WRITTEN EXERCISE —
Return the lines where the word "name" occurs.

★ ★ ★ ★ ★

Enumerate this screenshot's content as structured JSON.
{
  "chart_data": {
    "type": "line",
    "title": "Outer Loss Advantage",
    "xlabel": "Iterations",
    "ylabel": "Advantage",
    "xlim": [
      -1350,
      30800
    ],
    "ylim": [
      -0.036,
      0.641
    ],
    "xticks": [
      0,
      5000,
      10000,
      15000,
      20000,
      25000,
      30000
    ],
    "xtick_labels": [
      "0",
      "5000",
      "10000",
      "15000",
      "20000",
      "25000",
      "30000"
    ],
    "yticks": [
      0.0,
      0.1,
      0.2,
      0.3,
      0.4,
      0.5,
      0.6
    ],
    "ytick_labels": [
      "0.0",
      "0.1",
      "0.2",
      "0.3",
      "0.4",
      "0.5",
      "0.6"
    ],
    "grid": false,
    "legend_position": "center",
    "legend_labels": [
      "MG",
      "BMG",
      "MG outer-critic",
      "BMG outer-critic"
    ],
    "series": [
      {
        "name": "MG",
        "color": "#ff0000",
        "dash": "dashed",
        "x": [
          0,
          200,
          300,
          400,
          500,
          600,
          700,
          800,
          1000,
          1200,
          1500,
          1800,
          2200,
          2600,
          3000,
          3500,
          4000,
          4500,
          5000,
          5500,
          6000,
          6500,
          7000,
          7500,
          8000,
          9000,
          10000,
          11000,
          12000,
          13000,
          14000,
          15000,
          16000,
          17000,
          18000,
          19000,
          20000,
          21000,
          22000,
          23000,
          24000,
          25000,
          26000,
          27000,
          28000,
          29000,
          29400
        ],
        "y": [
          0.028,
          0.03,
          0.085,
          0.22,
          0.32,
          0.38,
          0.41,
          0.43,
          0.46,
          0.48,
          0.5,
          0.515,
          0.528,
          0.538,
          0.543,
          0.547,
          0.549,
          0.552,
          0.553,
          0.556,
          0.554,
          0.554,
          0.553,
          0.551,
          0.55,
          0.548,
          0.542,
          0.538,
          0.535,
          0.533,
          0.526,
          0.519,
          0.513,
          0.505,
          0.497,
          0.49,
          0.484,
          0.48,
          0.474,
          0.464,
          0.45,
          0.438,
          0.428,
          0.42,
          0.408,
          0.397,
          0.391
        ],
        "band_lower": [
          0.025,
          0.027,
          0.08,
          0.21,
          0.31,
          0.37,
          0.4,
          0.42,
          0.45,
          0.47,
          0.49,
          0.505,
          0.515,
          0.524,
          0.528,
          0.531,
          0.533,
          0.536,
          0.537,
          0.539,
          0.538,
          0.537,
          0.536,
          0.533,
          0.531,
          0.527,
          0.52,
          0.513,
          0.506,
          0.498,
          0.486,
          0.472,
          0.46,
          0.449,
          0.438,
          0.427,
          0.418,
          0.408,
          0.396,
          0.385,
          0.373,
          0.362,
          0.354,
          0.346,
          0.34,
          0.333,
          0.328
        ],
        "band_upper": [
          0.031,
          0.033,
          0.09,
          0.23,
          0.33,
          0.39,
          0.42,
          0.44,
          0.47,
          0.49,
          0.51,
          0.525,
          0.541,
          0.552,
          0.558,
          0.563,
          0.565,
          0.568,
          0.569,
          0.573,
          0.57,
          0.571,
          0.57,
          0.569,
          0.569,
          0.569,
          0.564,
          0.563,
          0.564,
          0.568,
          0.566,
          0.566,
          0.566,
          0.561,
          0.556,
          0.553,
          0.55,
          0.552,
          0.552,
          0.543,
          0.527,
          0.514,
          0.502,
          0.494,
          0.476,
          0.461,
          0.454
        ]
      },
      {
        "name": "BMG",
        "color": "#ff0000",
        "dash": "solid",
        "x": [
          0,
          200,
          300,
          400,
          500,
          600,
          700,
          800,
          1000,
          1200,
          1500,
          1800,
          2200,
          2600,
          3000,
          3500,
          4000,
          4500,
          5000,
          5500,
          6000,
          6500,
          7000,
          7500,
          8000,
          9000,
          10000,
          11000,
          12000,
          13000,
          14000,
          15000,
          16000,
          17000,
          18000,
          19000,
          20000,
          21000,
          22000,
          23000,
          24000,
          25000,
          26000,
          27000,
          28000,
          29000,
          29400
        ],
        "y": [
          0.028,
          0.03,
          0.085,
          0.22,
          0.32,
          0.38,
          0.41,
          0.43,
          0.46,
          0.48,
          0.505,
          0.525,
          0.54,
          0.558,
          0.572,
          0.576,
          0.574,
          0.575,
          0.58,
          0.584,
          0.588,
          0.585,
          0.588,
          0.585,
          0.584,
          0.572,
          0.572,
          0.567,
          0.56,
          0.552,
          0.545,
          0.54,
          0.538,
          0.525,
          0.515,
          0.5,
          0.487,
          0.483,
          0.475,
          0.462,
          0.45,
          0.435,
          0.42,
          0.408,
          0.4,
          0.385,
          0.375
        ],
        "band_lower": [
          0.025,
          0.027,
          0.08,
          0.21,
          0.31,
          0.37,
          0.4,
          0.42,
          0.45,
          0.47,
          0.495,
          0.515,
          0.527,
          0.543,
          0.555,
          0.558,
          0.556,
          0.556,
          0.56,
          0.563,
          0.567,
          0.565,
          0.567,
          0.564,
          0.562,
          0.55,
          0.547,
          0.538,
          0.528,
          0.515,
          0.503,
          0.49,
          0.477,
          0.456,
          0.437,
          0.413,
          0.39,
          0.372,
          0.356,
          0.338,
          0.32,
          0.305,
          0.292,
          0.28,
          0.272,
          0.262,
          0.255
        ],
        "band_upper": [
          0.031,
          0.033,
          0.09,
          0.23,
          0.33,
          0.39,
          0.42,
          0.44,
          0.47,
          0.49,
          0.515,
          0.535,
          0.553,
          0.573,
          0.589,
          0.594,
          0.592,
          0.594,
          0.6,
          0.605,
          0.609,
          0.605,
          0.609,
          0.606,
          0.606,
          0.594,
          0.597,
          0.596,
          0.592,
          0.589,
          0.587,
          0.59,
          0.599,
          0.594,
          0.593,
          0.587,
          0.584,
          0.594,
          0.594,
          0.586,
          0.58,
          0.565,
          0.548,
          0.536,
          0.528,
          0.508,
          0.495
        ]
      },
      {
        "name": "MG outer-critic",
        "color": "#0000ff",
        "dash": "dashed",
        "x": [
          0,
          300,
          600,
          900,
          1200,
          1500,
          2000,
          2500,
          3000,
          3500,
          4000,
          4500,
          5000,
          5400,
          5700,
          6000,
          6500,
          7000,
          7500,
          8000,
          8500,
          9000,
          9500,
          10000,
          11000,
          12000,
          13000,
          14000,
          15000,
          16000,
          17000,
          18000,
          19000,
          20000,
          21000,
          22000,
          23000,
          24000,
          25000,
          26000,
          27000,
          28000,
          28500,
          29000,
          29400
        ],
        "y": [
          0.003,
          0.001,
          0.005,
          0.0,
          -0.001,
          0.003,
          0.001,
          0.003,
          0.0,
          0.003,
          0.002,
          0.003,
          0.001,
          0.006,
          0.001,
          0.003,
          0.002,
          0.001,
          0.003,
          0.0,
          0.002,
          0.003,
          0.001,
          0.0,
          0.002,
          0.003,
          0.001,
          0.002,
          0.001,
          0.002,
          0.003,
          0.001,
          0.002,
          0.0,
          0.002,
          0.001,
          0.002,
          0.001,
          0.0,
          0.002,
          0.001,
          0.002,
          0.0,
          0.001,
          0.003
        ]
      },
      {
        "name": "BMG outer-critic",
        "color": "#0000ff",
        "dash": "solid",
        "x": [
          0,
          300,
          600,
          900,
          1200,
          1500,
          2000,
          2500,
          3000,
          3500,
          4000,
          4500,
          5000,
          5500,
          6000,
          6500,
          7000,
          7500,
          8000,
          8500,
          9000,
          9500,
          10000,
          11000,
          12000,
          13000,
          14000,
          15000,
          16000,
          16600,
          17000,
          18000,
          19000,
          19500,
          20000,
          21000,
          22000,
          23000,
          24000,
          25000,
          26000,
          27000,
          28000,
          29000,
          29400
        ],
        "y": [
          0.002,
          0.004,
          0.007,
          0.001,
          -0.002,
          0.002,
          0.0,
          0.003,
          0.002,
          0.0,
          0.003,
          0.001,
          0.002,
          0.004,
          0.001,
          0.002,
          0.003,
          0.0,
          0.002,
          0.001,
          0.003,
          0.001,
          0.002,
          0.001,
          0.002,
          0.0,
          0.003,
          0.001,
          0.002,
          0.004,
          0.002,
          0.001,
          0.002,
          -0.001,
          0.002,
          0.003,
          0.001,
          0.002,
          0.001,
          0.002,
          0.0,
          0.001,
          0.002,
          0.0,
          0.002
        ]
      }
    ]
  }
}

★ ★ ★ ★ ★

CORRECT RESPONSE —
        "name": "MG",
        "name": "BMG",
        "name": "MG outer-critic",
        "name": "BMG outer-critic",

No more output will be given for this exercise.